**What this task involves**
Extract and list every line that contains the word "NUMBER".

**Dataset excerpts**

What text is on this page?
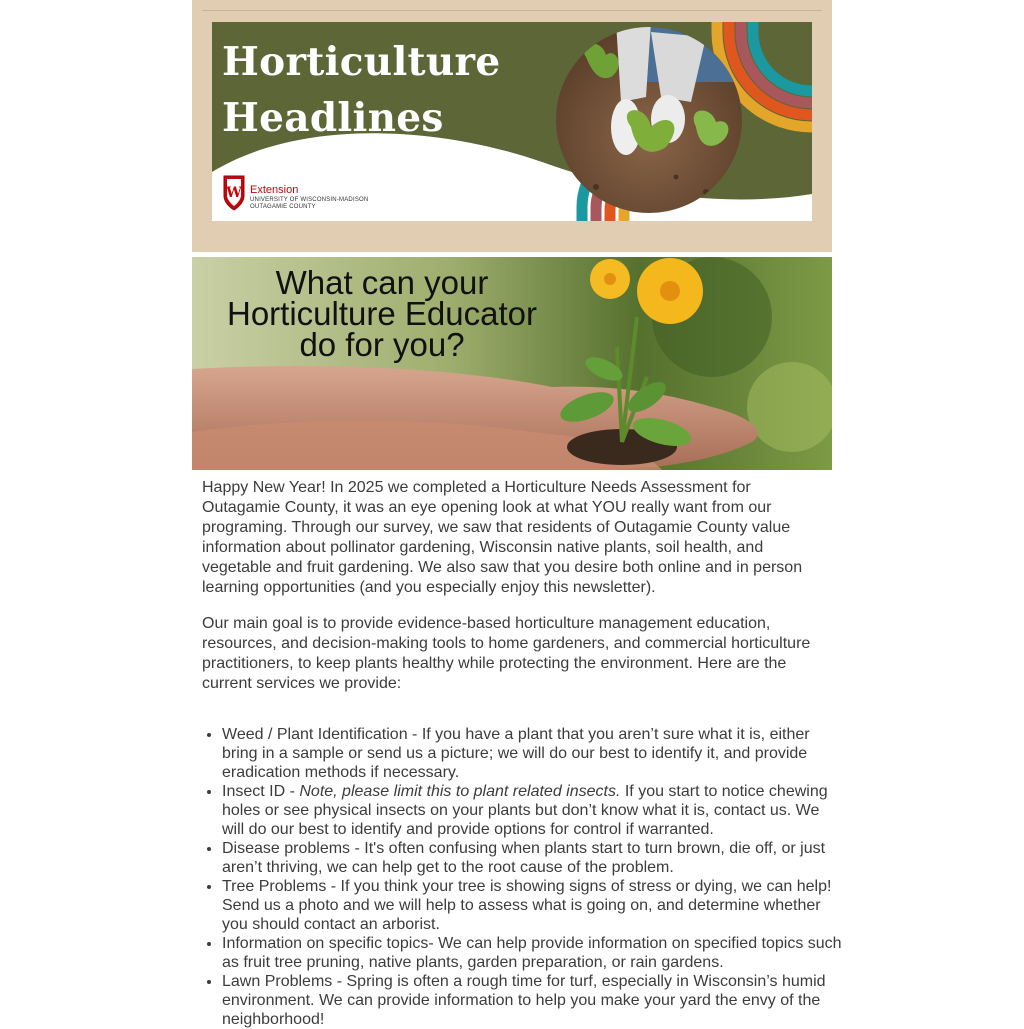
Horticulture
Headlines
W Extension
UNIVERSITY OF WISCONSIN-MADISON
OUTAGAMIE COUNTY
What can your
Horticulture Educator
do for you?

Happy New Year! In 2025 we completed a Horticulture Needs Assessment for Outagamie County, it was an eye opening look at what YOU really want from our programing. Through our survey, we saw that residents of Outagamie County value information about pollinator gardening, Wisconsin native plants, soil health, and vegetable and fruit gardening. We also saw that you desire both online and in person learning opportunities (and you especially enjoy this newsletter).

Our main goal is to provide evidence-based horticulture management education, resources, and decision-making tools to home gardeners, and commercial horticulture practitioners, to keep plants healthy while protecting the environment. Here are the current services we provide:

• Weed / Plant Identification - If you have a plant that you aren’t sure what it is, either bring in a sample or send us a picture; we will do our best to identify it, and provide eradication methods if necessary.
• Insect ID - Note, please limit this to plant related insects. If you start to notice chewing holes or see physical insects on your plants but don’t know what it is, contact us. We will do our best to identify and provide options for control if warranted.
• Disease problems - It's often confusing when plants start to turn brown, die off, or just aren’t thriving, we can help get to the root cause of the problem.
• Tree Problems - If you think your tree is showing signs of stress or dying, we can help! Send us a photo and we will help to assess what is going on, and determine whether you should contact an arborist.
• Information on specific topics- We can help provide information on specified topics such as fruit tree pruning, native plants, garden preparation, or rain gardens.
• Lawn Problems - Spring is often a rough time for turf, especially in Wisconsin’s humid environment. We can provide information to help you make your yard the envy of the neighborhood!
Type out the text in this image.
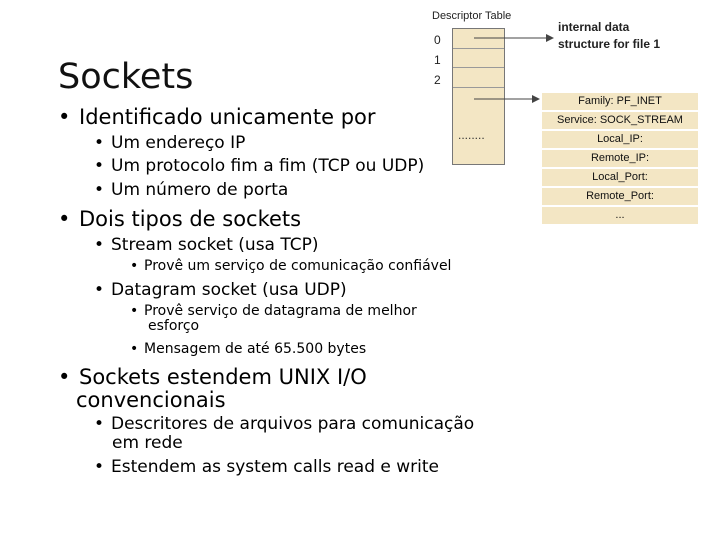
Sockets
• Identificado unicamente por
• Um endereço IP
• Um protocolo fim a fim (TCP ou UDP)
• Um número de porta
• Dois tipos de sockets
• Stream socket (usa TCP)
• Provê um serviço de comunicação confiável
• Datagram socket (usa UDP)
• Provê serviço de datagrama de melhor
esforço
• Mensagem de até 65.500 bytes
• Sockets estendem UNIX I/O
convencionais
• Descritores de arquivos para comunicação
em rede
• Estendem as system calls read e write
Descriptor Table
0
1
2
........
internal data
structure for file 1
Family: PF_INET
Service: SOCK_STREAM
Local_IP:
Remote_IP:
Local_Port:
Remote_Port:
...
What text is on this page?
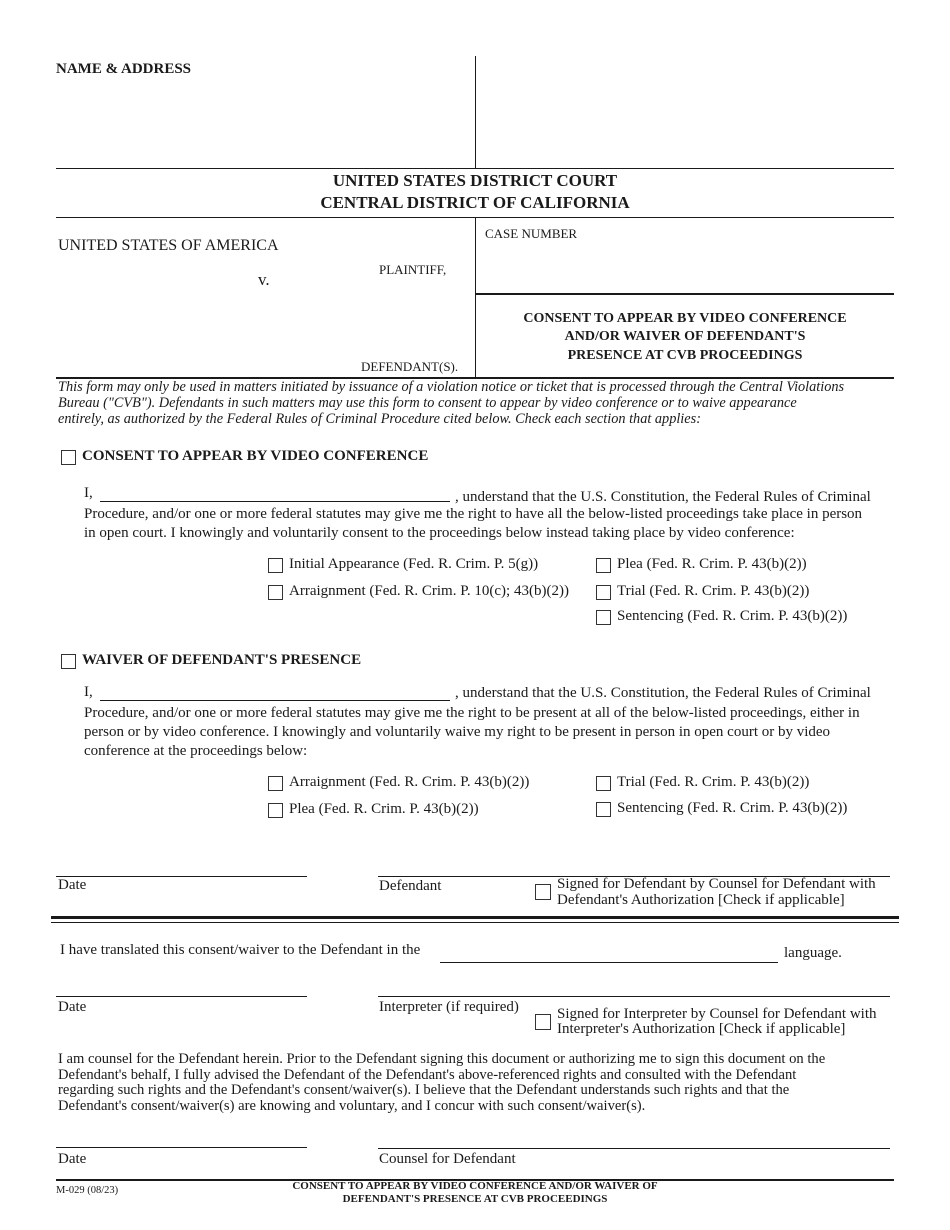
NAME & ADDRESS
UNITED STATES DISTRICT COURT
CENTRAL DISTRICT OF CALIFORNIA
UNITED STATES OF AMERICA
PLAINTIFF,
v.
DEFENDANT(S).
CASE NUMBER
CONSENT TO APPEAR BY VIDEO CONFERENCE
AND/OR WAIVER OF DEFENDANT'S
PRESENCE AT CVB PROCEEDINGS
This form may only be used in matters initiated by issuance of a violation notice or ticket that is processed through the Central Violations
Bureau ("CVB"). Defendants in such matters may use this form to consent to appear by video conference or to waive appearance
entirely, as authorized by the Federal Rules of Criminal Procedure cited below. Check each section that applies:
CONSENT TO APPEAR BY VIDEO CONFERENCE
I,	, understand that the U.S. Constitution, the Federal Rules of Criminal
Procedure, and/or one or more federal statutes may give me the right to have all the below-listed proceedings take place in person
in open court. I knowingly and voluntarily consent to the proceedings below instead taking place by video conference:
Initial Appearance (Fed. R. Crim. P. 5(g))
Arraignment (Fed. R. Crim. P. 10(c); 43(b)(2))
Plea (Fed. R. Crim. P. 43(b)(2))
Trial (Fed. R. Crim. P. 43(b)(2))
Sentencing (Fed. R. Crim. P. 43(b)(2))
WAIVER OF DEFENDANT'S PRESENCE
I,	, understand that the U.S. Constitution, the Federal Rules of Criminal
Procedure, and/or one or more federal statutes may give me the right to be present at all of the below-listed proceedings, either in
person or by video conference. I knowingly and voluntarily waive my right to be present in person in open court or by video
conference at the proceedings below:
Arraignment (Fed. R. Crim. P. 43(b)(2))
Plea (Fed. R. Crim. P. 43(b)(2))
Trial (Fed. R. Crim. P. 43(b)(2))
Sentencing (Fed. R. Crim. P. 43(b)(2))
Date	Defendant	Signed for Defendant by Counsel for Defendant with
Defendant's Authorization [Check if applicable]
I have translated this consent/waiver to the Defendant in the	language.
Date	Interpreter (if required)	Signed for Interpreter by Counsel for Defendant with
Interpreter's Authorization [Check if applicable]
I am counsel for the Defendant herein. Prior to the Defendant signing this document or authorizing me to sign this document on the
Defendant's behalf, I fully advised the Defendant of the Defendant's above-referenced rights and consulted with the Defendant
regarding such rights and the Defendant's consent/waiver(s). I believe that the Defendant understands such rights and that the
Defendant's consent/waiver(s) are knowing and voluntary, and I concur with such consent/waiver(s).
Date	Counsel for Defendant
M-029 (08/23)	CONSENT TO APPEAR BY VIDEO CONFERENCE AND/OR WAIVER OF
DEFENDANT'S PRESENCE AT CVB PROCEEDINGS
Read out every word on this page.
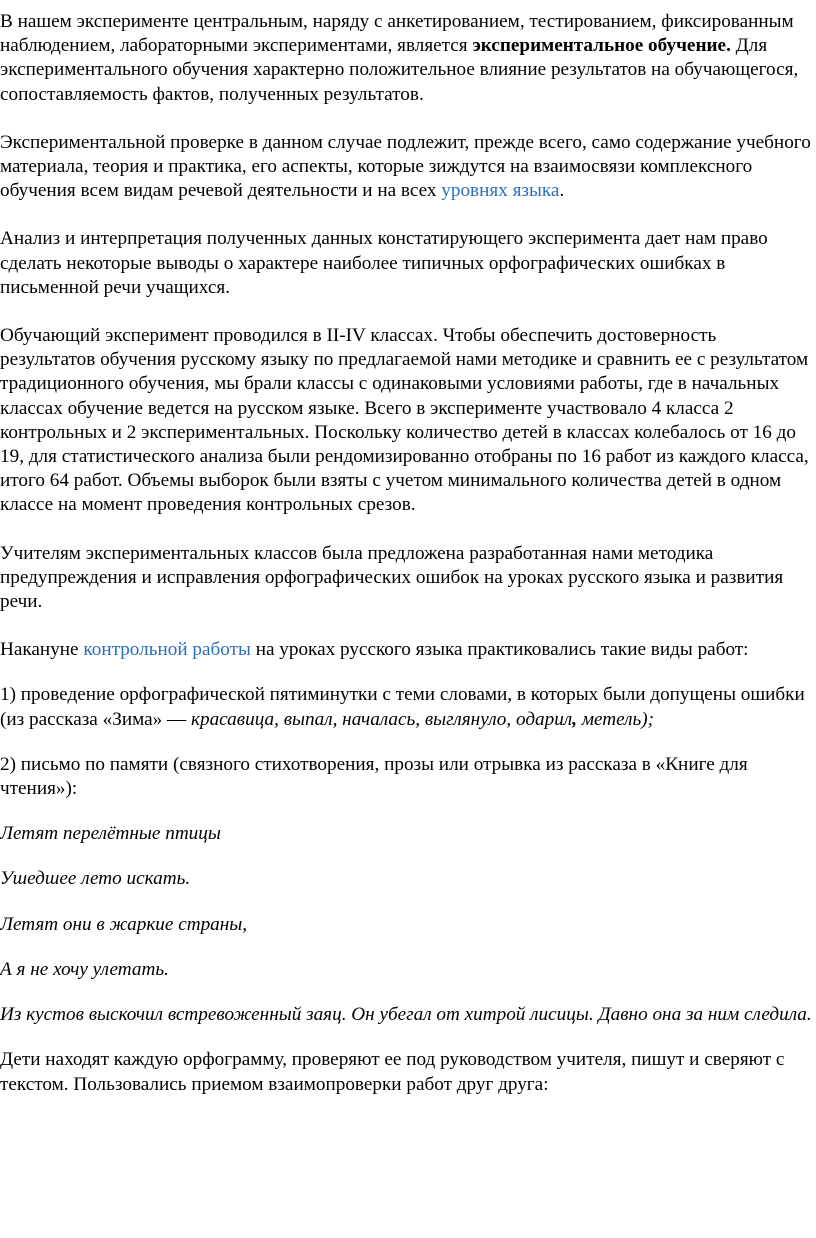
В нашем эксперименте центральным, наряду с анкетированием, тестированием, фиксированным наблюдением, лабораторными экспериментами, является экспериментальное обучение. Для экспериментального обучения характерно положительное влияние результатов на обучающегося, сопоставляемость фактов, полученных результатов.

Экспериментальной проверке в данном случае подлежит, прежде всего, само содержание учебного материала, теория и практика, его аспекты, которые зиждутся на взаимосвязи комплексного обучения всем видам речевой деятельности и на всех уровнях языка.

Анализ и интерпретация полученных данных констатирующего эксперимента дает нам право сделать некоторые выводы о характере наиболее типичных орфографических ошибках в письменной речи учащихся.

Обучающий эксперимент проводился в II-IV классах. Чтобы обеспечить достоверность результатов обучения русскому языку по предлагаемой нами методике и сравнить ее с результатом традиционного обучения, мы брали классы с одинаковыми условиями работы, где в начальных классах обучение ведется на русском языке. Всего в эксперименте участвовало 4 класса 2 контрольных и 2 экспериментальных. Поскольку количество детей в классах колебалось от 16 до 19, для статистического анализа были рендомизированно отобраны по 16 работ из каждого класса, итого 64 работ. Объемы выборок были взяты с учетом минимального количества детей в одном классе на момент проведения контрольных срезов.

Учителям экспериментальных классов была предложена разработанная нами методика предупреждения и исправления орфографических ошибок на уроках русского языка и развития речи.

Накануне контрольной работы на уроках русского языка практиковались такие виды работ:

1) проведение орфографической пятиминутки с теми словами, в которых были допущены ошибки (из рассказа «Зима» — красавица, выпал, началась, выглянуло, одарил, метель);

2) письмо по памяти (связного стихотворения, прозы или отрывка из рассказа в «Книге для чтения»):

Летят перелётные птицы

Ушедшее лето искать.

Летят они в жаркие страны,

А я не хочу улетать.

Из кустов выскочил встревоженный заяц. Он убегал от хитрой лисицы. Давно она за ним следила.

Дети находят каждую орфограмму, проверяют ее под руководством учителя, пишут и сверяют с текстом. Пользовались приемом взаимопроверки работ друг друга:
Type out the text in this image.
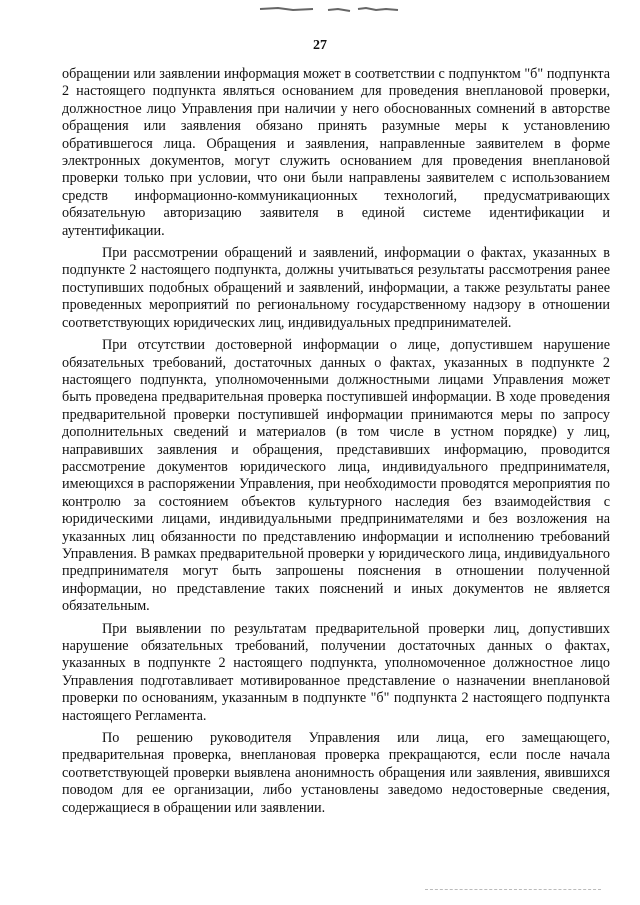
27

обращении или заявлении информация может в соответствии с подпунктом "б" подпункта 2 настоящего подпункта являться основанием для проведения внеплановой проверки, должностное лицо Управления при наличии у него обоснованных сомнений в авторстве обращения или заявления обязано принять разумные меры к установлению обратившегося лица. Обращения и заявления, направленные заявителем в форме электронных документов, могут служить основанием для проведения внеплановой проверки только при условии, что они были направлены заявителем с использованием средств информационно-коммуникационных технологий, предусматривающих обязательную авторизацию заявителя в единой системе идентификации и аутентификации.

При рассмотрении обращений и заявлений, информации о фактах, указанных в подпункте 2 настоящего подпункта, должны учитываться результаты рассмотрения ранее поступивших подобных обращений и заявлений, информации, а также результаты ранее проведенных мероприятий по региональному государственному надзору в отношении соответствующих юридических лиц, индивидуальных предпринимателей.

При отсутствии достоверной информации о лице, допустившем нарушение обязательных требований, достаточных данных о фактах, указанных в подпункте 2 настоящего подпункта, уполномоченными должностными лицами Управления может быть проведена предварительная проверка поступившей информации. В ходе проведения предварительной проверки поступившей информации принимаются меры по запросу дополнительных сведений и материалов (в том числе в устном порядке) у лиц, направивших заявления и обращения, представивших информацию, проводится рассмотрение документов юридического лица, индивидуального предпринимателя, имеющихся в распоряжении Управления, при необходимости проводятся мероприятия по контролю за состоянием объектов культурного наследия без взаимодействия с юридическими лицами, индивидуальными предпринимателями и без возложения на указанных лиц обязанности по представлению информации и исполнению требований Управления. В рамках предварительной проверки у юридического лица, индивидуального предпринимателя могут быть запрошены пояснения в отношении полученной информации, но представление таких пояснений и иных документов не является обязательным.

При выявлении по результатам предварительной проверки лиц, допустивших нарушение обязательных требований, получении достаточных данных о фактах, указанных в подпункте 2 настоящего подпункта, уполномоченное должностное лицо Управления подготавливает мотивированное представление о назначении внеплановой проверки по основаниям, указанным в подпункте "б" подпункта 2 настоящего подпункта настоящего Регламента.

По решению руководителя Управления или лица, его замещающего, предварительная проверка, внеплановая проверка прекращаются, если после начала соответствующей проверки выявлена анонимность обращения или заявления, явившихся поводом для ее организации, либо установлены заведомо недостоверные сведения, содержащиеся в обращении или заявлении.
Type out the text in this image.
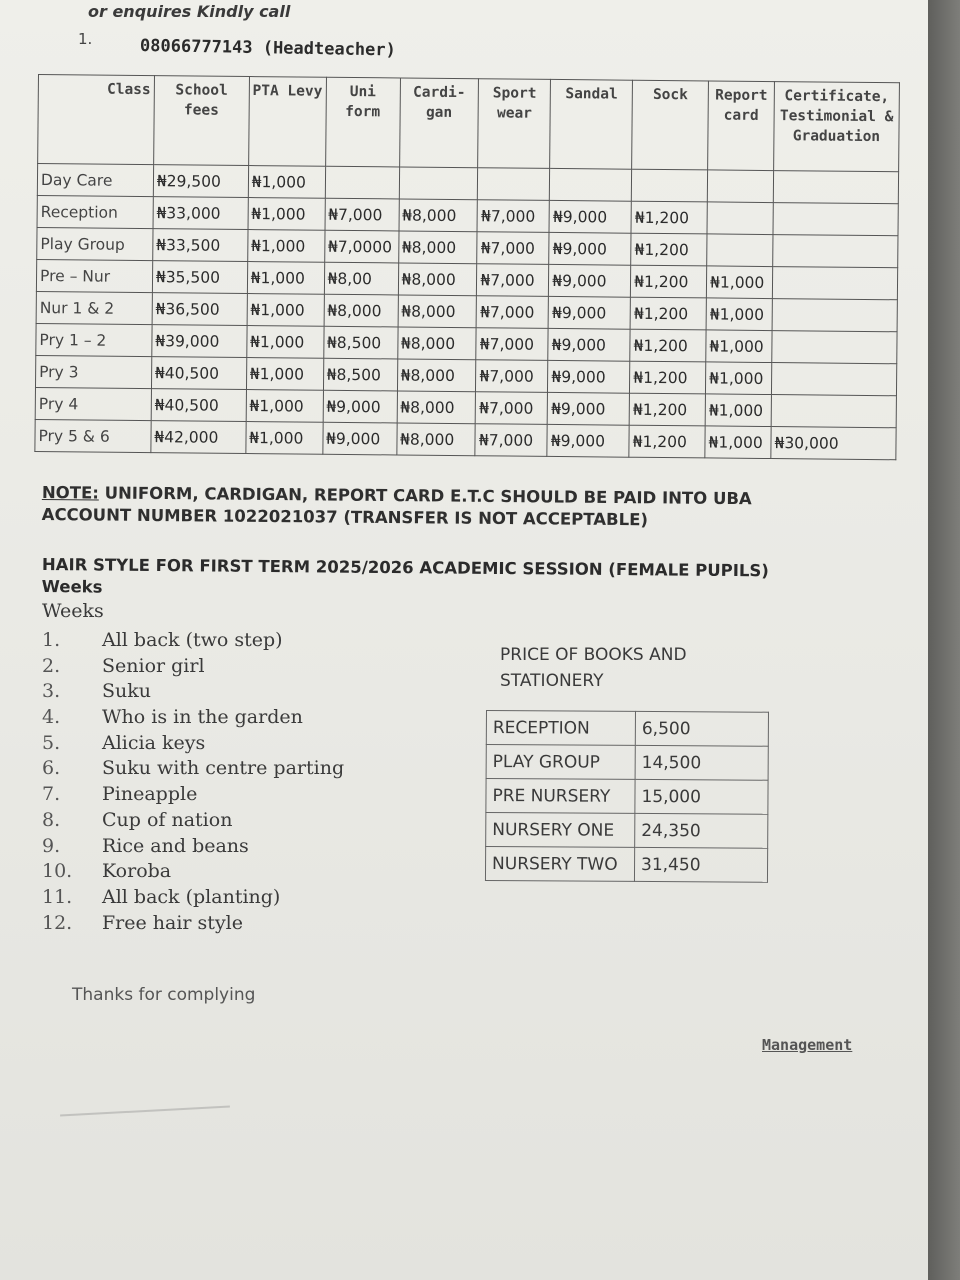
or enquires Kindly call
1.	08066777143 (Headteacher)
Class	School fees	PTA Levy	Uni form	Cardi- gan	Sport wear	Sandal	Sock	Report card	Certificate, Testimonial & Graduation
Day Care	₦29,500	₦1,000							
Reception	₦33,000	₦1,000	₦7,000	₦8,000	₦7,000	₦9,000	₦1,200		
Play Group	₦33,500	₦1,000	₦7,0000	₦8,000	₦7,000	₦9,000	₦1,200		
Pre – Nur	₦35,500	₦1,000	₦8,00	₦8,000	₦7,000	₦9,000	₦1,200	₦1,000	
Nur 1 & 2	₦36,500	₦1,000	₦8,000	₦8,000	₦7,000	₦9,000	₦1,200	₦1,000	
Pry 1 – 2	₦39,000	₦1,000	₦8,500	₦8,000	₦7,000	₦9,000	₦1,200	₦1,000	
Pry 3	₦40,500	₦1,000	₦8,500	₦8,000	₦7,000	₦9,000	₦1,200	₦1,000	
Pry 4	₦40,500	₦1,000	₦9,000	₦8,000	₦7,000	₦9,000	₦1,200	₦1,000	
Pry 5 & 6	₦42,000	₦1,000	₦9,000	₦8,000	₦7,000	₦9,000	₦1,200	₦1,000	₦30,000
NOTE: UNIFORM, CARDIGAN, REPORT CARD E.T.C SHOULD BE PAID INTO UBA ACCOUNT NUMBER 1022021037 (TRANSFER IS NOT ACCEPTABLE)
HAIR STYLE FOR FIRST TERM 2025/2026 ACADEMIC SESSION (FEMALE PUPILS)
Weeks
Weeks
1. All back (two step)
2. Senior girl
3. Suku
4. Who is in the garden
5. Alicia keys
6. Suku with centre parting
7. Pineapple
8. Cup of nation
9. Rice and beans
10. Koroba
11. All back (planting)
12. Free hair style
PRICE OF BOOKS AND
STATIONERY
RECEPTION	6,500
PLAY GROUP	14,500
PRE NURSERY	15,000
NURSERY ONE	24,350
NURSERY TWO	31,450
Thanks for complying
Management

**Problem solution**
CASE NUMBER
NOTE: UNIFORM, CARDIGAN, REPORT CARD E.T.C SHOULD BE PAID INTO UBA ACCOUNT NUMBER 1022021037 (TRANSFER IS NOT ACCEPTABLE)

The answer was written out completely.